* _Exercise details_
Pull out all lines from the listing below in which the word "after" appears.

* _Stored rows_
_ _ _
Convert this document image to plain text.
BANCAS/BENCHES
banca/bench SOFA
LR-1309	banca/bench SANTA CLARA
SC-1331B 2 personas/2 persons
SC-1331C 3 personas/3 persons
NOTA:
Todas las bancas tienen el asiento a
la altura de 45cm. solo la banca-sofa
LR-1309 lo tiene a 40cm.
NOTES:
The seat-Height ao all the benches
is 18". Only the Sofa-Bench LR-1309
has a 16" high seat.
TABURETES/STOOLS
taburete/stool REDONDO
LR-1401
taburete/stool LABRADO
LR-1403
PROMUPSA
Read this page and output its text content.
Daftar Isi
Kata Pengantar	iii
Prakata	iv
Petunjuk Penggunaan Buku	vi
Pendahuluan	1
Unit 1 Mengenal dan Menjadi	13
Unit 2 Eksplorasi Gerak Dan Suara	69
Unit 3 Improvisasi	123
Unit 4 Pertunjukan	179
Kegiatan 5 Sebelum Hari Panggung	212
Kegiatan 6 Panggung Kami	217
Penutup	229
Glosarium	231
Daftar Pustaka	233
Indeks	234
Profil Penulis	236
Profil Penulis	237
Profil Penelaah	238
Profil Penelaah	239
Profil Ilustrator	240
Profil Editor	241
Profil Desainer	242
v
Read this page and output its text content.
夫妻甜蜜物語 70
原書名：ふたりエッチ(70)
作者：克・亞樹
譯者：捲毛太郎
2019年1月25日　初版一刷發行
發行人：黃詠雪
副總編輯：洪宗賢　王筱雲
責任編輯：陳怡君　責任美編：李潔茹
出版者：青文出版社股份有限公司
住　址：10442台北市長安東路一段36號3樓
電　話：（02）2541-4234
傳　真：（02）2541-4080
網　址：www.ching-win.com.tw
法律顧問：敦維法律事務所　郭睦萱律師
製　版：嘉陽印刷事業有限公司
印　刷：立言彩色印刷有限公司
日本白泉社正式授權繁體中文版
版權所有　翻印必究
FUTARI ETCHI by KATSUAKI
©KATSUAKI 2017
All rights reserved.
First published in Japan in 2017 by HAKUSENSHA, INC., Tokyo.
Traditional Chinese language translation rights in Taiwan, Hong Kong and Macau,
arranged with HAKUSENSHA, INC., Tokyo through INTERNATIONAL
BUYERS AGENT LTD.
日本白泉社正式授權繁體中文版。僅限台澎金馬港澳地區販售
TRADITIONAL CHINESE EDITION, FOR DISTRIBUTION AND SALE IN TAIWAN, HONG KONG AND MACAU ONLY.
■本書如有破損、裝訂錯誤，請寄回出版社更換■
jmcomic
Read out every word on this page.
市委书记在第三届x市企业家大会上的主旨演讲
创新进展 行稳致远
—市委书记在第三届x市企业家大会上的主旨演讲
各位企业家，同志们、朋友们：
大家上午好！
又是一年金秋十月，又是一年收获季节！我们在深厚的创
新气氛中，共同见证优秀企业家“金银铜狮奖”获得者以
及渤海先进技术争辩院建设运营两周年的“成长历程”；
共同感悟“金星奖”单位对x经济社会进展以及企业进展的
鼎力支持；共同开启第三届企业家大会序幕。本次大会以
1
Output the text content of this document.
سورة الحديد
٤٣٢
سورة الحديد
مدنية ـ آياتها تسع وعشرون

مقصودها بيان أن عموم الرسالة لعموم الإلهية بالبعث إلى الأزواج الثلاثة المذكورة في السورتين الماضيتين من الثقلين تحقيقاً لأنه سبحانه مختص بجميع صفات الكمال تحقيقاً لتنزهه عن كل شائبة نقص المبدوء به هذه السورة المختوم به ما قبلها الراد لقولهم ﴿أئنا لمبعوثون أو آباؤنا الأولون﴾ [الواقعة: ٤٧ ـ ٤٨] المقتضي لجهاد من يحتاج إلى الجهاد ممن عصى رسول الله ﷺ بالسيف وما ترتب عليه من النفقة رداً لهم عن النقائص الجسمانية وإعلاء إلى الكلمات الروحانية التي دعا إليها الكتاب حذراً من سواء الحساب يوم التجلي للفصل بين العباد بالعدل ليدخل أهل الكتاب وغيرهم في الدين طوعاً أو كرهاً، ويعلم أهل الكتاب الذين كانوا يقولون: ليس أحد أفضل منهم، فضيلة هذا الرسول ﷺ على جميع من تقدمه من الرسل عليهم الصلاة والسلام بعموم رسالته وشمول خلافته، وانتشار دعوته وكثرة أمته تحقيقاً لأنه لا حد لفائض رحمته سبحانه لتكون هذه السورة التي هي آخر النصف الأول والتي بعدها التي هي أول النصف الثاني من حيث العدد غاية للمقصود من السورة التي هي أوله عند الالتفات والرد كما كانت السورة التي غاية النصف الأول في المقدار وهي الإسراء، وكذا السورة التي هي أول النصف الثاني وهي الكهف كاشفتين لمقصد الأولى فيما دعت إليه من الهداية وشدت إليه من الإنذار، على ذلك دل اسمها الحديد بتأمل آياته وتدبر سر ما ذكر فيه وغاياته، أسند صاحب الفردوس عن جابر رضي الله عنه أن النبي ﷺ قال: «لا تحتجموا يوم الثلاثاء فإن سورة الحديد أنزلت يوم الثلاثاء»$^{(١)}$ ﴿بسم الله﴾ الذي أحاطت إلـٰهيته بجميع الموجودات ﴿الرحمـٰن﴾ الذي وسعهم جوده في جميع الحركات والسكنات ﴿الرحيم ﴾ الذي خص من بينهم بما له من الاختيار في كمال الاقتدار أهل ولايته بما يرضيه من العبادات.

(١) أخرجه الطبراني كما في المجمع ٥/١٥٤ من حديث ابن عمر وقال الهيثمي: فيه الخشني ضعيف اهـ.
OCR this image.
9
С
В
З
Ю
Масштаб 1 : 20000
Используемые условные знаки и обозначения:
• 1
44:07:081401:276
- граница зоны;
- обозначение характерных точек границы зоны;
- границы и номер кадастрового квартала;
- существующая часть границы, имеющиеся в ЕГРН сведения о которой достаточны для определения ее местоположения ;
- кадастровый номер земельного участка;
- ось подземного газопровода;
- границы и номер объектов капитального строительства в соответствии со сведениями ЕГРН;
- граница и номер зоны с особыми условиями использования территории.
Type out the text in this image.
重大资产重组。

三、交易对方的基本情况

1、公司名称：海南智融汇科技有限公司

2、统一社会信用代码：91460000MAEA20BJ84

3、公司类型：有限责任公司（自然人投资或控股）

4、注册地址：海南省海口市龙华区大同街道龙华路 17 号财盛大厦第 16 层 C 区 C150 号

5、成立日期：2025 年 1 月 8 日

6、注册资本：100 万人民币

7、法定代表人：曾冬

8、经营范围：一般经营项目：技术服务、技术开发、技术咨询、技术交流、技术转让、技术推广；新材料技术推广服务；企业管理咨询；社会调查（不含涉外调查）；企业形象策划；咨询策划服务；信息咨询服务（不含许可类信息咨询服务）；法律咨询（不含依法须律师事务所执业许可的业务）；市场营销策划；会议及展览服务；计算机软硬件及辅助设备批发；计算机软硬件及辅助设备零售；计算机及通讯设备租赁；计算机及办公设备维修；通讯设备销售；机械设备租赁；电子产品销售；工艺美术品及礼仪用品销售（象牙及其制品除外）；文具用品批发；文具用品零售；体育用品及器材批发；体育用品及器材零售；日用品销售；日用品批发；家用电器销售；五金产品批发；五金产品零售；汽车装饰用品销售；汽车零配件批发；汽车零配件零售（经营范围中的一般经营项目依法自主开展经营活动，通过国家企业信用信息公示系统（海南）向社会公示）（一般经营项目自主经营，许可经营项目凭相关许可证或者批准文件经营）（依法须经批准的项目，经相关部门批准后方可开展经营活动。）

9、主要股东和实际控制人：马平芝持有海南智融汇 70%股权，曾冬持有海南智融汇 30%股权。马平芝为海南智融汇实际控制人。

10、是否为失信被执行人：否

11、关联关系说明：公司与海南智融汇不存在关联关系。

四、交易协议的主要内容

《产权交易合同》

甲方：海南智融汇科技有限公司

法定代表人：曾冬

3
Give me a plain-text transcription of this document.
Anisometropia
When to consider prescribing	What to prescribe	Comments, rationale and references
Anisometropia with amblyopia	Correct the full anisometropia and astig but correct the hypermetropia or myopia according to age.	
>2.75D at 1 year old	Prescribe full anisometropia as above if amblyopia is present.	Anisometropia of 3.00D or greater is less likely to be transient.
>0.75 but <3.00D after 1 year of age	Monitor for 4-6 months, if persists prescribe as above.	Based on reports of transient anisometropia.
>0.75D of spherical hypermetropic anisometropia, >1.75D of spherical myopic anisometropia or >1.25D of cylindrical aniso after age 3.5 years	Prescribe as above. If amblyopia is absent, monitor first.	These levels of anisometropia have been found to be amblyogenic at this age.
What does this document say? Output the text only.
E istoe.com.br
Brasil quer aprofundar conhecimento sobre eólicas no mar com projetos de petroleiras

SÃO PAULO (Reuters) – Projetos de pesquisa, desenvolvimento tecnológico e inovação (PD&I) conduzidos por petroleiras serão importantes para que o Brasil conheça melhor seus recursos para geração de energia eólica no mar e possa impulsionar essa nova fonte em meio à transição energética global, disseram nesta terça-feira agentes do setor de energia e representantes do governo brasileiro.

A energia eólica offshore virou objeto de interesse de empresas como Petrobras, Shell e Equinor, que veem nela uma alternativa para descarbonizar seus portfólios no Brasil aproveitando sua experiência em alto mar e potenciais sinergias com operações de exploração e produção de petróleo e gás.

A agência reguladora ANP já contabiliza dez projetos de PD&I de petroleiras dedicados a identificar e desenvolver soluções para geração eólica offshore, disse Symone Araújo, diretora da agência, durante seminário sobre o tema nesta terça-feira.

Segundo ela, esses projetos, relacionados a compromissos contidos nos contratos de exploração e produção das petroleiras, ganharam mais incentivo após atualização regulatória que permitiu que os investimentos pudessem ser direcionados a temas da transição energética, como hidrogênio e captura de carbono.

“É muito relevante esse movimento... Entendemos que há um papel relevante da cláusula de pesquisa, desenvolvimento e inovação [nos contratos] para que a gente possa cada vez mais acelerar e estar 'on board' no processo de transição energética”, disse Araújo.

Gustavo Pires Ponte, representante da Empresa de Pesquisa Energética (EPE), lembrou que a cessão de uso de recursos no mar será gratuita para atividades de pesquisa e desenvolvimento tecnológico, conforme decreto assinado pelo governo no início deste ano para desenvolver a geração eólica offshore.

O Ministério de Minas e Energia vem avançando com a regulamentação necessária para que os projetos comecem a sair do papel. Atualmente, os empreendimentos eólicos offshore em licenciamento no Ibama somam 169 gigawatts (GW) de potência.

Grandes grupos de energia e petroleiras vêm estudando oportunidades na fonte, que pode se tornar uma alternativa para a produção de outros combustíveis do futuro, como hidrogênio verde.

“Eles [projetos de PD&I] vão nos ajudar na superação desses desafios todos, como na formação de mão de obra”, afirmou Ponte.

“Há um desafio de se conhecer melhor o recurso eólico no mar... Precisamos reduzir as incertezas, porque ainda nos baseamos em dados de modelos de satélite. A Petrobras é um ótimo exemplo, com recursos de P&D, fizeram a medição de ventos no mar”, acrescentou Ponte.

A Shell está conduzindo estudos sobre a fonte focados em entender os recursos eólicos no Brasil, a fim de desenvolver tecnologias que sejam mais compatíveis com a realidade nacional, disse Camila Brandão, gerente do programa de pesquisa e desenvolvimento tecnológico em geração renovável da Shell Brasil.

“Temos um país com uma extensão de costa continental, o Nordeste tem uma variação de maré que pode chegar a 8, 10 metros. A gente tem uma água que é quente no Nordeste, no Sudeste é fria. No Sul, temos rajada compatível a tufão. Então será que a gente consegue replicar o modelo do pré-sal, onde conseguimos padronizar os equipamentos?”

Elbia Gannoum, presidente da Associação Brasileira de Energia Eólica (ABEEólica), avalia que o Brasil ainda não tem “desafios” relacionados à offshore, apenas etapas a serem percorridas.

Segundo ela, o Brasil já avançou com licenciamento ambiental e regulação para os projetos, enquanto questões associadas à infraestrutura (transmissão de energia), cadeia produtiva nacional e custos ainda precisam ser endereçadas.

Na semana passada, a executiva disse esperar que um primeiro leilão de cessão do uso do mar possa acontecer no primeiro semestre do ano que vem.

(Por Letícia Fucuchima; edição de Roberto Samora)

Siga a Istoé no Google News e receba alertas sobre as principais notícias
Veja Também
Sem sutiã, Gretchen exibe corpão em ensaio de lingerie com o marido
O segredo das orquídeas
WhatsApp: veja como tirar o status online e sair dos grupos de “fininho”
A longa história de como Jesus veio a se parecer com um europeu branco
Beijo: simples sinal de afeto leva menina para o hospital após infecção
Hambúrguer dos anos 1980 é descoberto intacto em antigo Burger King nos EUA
_ _ _
* _Task answer_
>0.75 but <3.00D after 1 year of age	Monitor for 4-6 months, if persists prescribe as above.	Based on reports of transient anisometropia.
>0.75D of spherical hypermetropic anisometropia, >1.75D of spherical myopic anisometropia or >1.25D of cylindrical aniso after age 3.5 years	Prescribe as above. If amblyopia is absent, monitor first.	These levels of anisometropia have been found to be amblyogenic at this age.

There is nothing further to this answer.